아래 기록의 모든 줄을 한 글자도 바꾸지 말고 그대로 다시 쓰되, 그림은 답에 넣지 마세요.
──────────────────────────────
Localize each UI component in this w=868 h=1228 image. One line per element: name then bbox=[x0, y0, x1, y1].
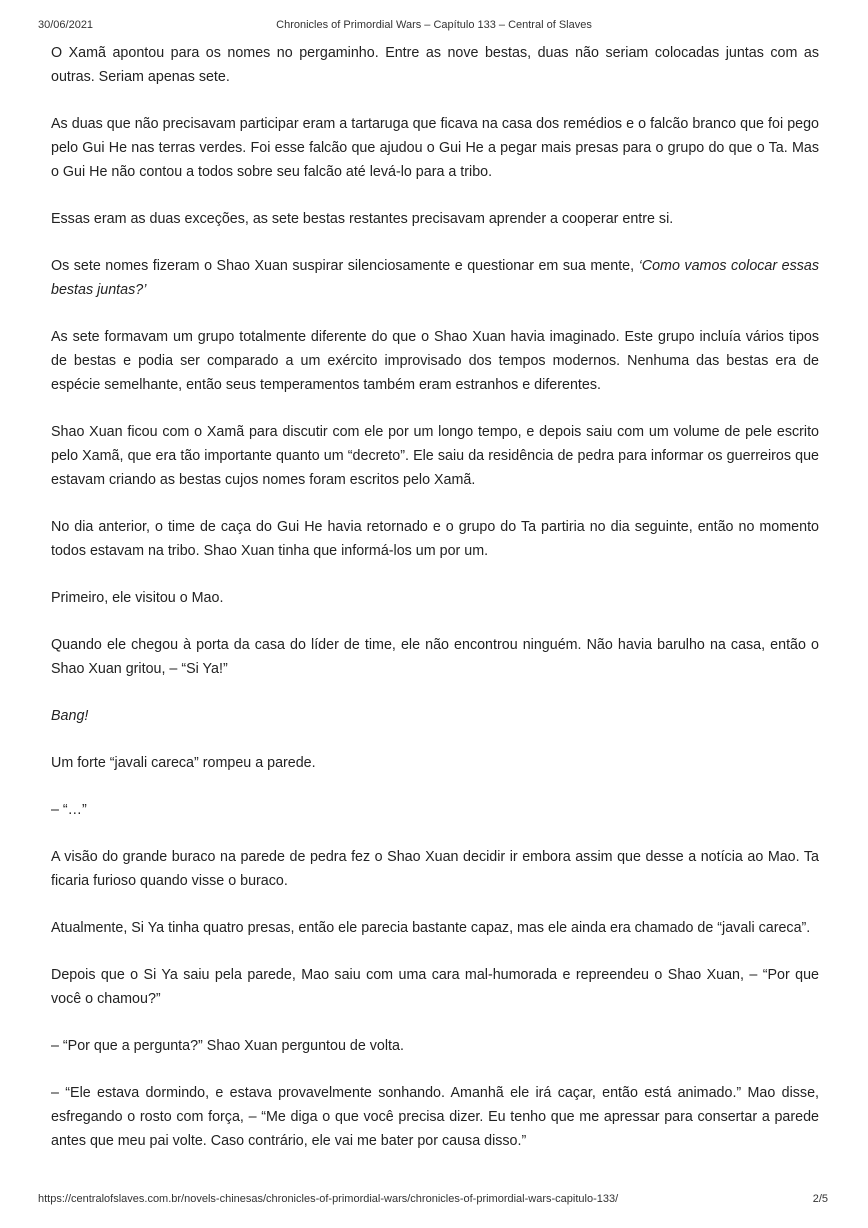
page-title: Chronicles of Primordial Wars – Capítulo 133 – Central of Slaves bbox=[276, 19, 592, 31]
paragraph bbox=[51, 704, 819, 728]
paragraph: – “…” bbox=[51, 802, 87, 818]
paragraph: Shao Xuan ficou com o Xamã para discutir com ele por um longo tempo, e depois saiu com um volume de pele escrito pelo Xamã, que era tão importante quanto um “decreto”. Ele saiu da residência de pedra para informar os guerreiros que estavam criando as bestas cujos nomes foram escritos pelo Xamã. bbox=[51, 424, 819, 488]
page-number: 2/5 bbox=[812, 1193, 828, 1205]
paragraph: Um forte “javali careca” rompeu a parede. bbox=[51, 755, 316, 771]
paragraph: O Xamã apontou para os nomes no pergaminho. Entre as nove bestas, duas não seriam colocadas juntas com as outras. Seriam apenas sete. bbox=[51, 45, 819, 85]
paragraph: No dia anterior, o time de caça do Gui He havia retornado e o grupo do Ta partiria no dia seguinte, então no momento todos estavam na tribo. Shao Xuan tinha que informá-los um por um. bbox=[51, 519, 819, 559]
print-footer bbox=[38, 1193, 830, 1209]
inner-thought: ‘Como vamos colocar essas bestas juntas?’ bbox=[51, 258, 819, 298]
paragraph: – “Ele estava dormindo, e estava provavelmente sonhando. Amanhã ele irá caçar, então está animado.” Mao disse, esfregando o rosto com força, – “Me diga o que você precisa dizer. Eu tenho que me apressar para consertar a parede antes que meu pai volte. Caso contrário, ele vai me bater por causa disso.” bbox=[51, 1085, 819, 1149]
print-header bbox=[38, 19, 830, 35]
paragraph: Essas eram as duas exceções, as sete bestas restantes precisavam aprender a cooperar entre si. bbox=[51, 211, 674, 227]
paragraph: Atualmente, Si Ya tinha quatro presas, então ele parecia bastante capaz, mas ele ainda era chamado de “javali careca”. bbox=[51, 920, 811, 936]
paragraph: Os sete nomes fizeram o Shao Xuan suspirar silenciosamente e questionar em sua mente, ‘Como vamos colocar essas bestas juntas?’ bbox=[51, 258, 819, 298]
paragraph: Primeiro, ele visitou o Mao. bbox=[51, 590, 224, 606]
paragraph: Quando ele chegou à porta da casa do líder de time, ele não encontrou ninguém. Não havia barulho na casa, então o Shao Xuan gritou, – “Si Ya!” bbox=[51, 637, 819, 677]
paragraph: As sete formavam um grupo totalmente diferente do que o Shao Xuan havia imaginado. Este grupo incluía vários tipos de bestas e podia ser comparado a um exército improvisado dos tempos modernos. Nenhuma das bestas era de espécie semelhante, então seus temperamentos também eram estranhos e diferentes. bbox=[51, 329, 819, 393]
paragraph: Depois que o Si Ya saiu pela parede, Mao saiu com uma cara mal-humorada e repreendeu o Shao Xuan, – “Por que você o chamou?” bbox=[51, 967, 819, 1007]
page-url: https://centralofslaves.com.br/novels-chinesas/chronicles-of-primordial-wars/chronicles-of-primordial-wars-capitulo-133/ bbox=[38, 1193, 619, 1205]
paragraph: – “Por que a pergunta?” Shao Xuan perguntou de volta. bbox=[51, 1038, 404, 1054]
print-date: 30/06/2021 bbox=[38, 19, 94, 31]
paragraph: A visão do grande buraco na parede de pedra fez o Shao Xuan decidir ir embora assim que desse a notícia ao Mao. Ta ficaria furioso quando visse o buraco. bbox=[51, 849, 819, 889]
sound-effect: Bang! bbox=[51, 708, 89, 724]
chapter-body bbox=[51, 41, 819, 1176]
paragraph: As duas que não precisavam participar eram a tartaruga que ficava na casa dos remédios e o falcão branco que foi pego pelo Gui He nas terras verdes. Foi esse falcão que ajudou o Gui He a pegar mais presas para o grupo do que o Ta. Mas o Gui He não contou a todos sobre seu falcão até levá-lo para a tribo. bbox=[51, 116, 819, 180]
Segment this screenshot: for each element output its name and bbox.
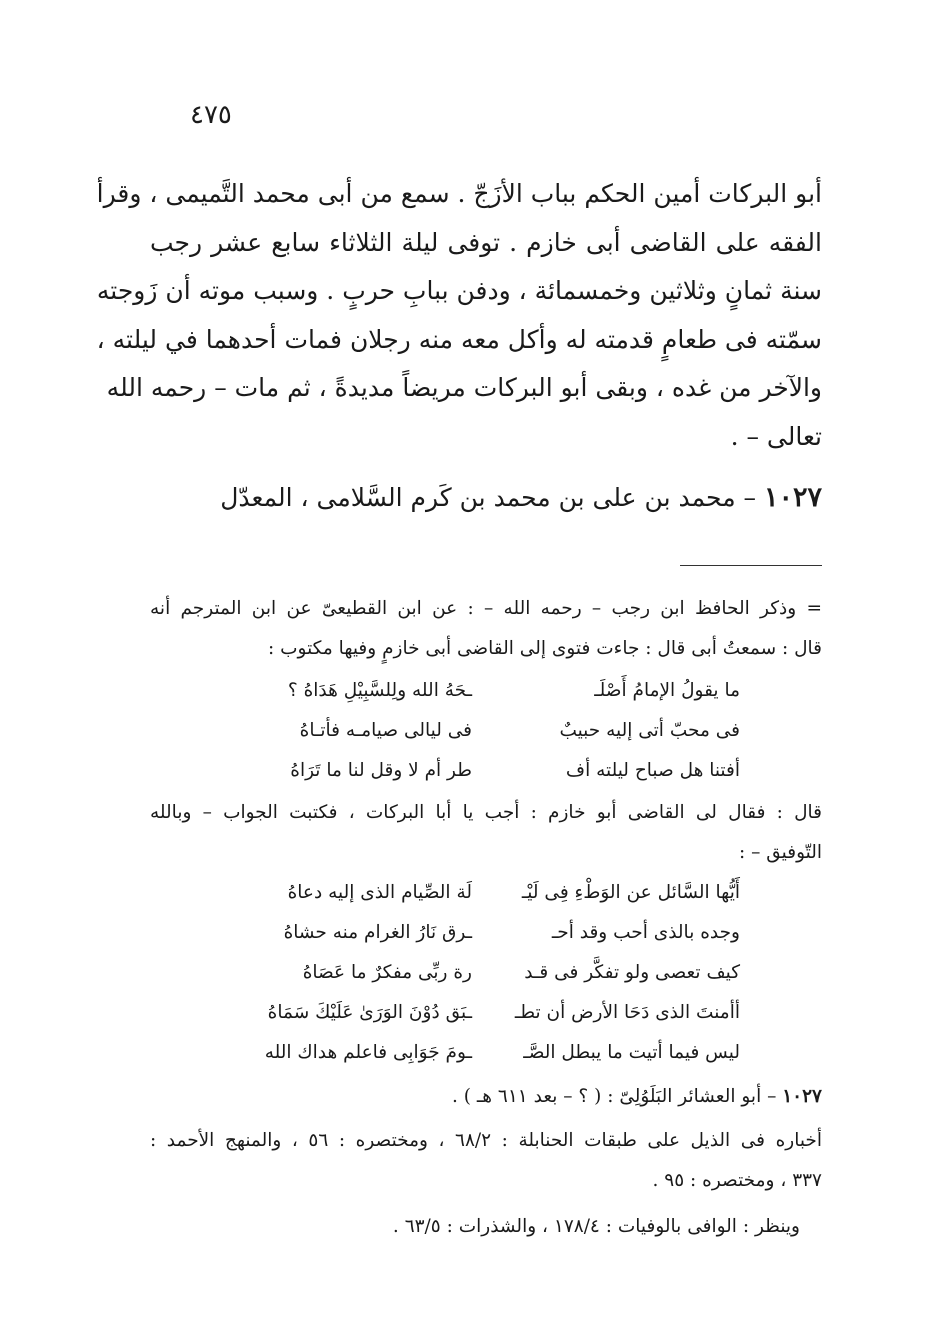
──────────────────────────────
연습 문제 정답 |
Localize each UI component in this w=868 h=1228 image. One line per element: name then bbox=[x0, y0, x1, y1].
page-title: Chronicles of Primordial Wars – Capítulo 133 – Central of Slaves bbox=[276, 19, 592, 31]
paragraph bbox=[51, 704, 819, 728]
paragraph: – “…” bbox=[51, 802, 87, 818]
paragraph: Shao Xuan ficou com o Xamã para discutir com ele por um longo tempo, e depois saiu com um volume de pele escrito pelo Xamã, que era tão importante quanto um “decreto”. Ele saiu da residência de pedra para informar os guerreiros que estavam criando as bestas cujos nomes foram escritos pelo Xamã. bbox=[51, 424, 819, 488]
page-number: 2/5 bbox=[812, 1193, 828, 1205]
paragraph: Um forte “javali careca” rompeu a parede. bbox=[51, 755, 316, 771]
paragraph: O Xamã apontou para os nomes no pergaminho. Entre as nove bestas, duas não seriam colocadas juntas com as outras. Seriam apenas sete. bbox=[51, 45, 819, 85]
paragraph: No dia anterior, o time de caça do Gui He havia retornado e o grupo do Ta partiria no dia seguinte, então no momento todos estavam na tribo. Shao Xuan tinha que informá-los um por um. bbox=[51, 519, 819, 559]
print-footer bbox=[38, 1193, 830, 1209]
inner-thought: ‘Como vamos colocar essas bestas juntas?’ bbox=[51, 258, 819, 298]
paragraph: – “Ele estava dormindo, e estava provavelmente sonhando. Amanhã ele irá caçar, então está animado.” Mao disse, esfregando o rosto com força, – “Me diga o que você precisa dizer. Eu tenho que me apressar para consertar a parede antes que meu pai volte. Caso contrário, ele vai me bater por causa disso.” bbox=[51, 1085, 819, 1149]
print-header bbox=[38, 19, 830, 35]
paragraph: Essas eram as duas exceções, as sete bestas restantes precisavam aprender a cooperar entre si. bbox=[51, 211, 674, 227]
paragraph: Atualmente, Si Ya tinha quatro presas, então ele parecia bastante capaz, mas ele ainda era chamado de “javali careca”. bbox=[51, 920, 811, 936]
paragraph: Os sete nomes fizeram o Shao Xuan suspirar silenciosamente e questionar em sua mente, ‘Como vamos colocar essas bestas juntas?’ bbox=[51, 258, 819, 298]
paragraph: Primeiro, ele visitou o Mao. bbox=[51, 590, 224, 606]
paragraph: Quando ele chegou à porta da casa do líder de time, ele não encontrou ninguém. Não havia barulho na casa, então o Shao Xuan gritou, – “Si Ya!” bbox=[51, 637, 819, 677]
paragraph: As sete formavam um grupo totalmente diferente do que o Shao Xuan havia imaginado. Este grupo incluía vários tipos de bestas e podia ser comparado a um exército improvisado dos tempos modernos. Nenhuma das bestas era de espécie semelhante, então seus temperamentos também eram estranhos e diferentes. bbox=[51, 329, 819, 393]
paragraph: Depois que o Si Ya saiu pela parede, Mao saiu com uma cara mal-humorada e repreendeu o Shao Xuan, – “Por que você o chamou?” bbox=[51, 967, 819, 1007]
page-url: https://centralofslaves.com.br/novels-chinesas/chronicles-of-primordial-wars/chronicles-of-primordial-wars-capitulo-133/ bbox=[38, 1193, 619, 1205]
paragraph: – “Por que a pergunta?” Shao Xuan perguntou de volta. bbox=[51, 1038, 404, 1054]
print-date: 30/06/2021 bbox=[38, 19, 94, 31]
paragraph: A visão do grande buraco na parede de pedra fez o Shao Xuan decidir ir embora assim que desse a notícia ao Mao. Ta ficaria furioso quando visse o buraco. bbox=[51, 849, 819, 889]
sound-effect: Bang! bbox=[51, 708, 89, 724]
chapter-body bbox=[51, 41, 819, 1176]
paragraph: As duas que não precisavam participar eram a tartaruga que ficava na casa dos remédios e o falcão branco que foi pego pelo Gui He nas terras verdes. Foi esse falcão que ajudou o Gui He a pegar mais presas para o grupo do que o Ta. Mas o Gui He não contou a todos sobre seu falcão até levá-lo para a tribo. bbox=[51, 116, 819, 180]
Segment this screenshot: for each element output its name and bbox.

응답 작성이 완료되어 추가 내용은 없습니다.